Goal: Images do not belong in the copy. Retype all the entries below exactly.

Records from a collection
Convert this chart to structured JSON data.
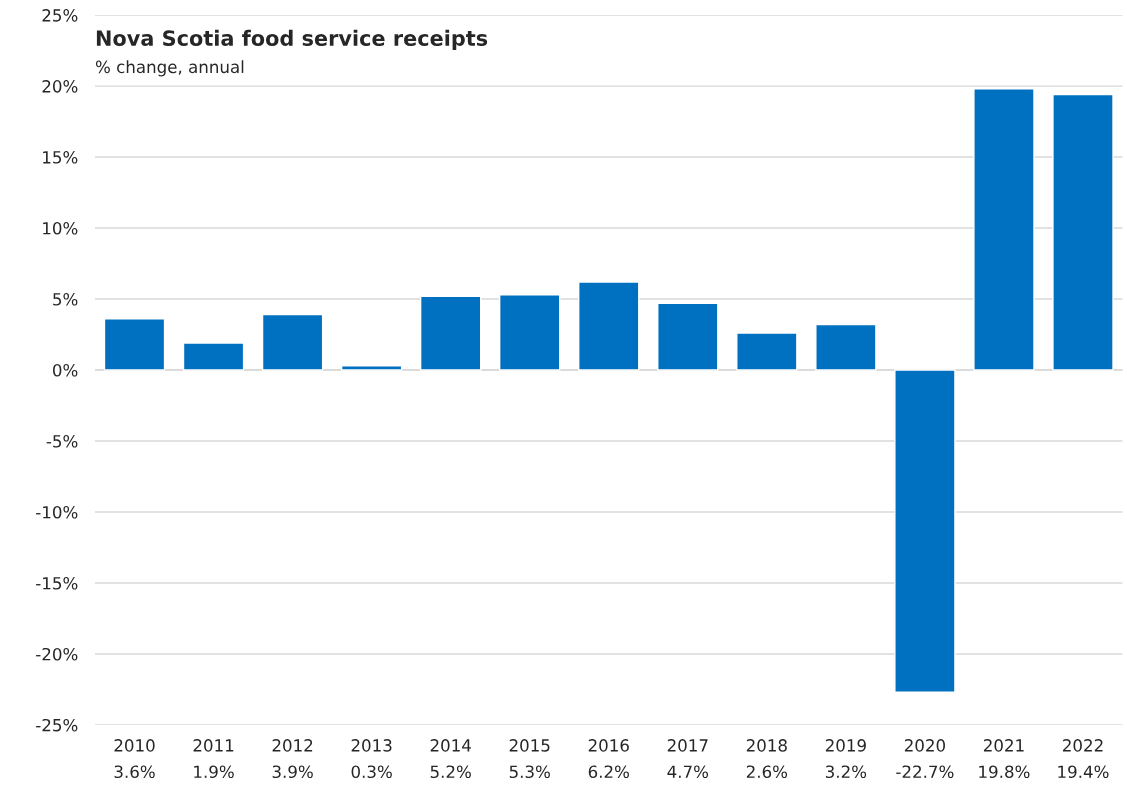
{
  "chart_data": {
    "type": "bar",
    "title": "Nova Scotia food service receipts",
    "subtitle": "% change, annual",
    "categories": [
      "2010",
      "2011",
      "2012",
      "2013",
      "2014",
      "2015",
      "2016",
      "2017",
      "2018",
      "2019",
      "2020",
      "2021",
      "2022"
    ],
    "values": [
      3.6,
      1.9,
      3.9,
      0.3,
      5.2,
      5.3,
      6.2,
      4.7,
      2.6,
      3.2,
      -22.7,
      19.8,
      19.4
    ],
    "value_labels": [
      "3.6%",
      "1.9%",
      "3.9%",
      "0.3%",
      "5.2%",
      "5.3%",
      "6.2%",
      "4.7%",
      "2.6%",
      "3.2%",
      "-22.7%",
      "19.8%",
      "19.4%"
    ],
    "color": "#0070c0",
    "ylim": [
      -25,
      25
    ],
    "yticks": [
      {
        "value": -25,
        "label": "-25%"
      },
      {
        "value": -20,
        "label": "-20%"
      },
      {
        "value": -15,
        "label": "-15%"
      },
      {
        "value": -10,
        "label": "-10%"
      },
      {
        "value": -5,
        "label": "-5%"
      },
      {
        "value": 0,
        "label": "0%"
      },
      {
        "value": 5,
        "label": "5%"
      },
      {
        "value": 10,
        "label": "10%"
      },
      {
        "value": 15,
        "label": "15%"
      },
      {
        "value": 20,
        "label": "20%"
      },
      {
        "value": 25,
        "label": "25%"
      }
    ],
    "grid": "y",
    "legend": false
  }
}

Output:
Convert this chart to structured JSON data.
{
  "chart_data": {
    "type": "bar",
    "title": "Nova Scotia food service receipts",
    "subtitle": "% change, annual",
    "categories": [
      "2010",
      "2011",
      "2012",
      "2013",
      "2014",
      "2015",
      "2016",
      "2017",
      "2018",
      "2019",
      "2020",
      "2021",
      "2022"
    ],
    "values": [
      3.6,
      1.9,
      3.9,
      0.3,
      5.2,
      5.3,
      6.2,
      4.7,
      2.6,
      3.2,
      -22.7,
      19.8,
      19.4
    ],
    "value_labels": [
      "3.6%",
      "1.9%",
      "3.9%",
      "0.3%",
      "5.2%",
      "5.3%",
      "6.2%",
      "4.7%",
      "2.6%",
      "3.2%",
      "-22.7%",
      "19.8%",
      "19.4%"
    ],
    "color": "#0070c0",
    "ylim": [
      -25,
      25
    ],
    "yticks": [
      {
        "value": -25,
        "label": "-25%"
      },
      {
        "value": -20,
        "label": "-20%"
      },
      {
        "value": -15,
        "label": "-15%"
      },
      {
        "value": -10,
        "label": "-10%"
      },
      {
        "value": -5,
        "label": "-5%"
      },
      {
        "value": 0,
        "label": "0%"
      },
      {
        "value": 5,
        "label": "5%"
      },
      {
        "value": 10,
        "label": "10%"
      },
      {
        "value": 15,
        "label": "15%"
      },
      {
        "value": 20,
        "label": "20%"
      },
      {
        "value": 25,
        "label": "25%"
      }
    ],
    "grid": "y",
    "legend": false
  }
}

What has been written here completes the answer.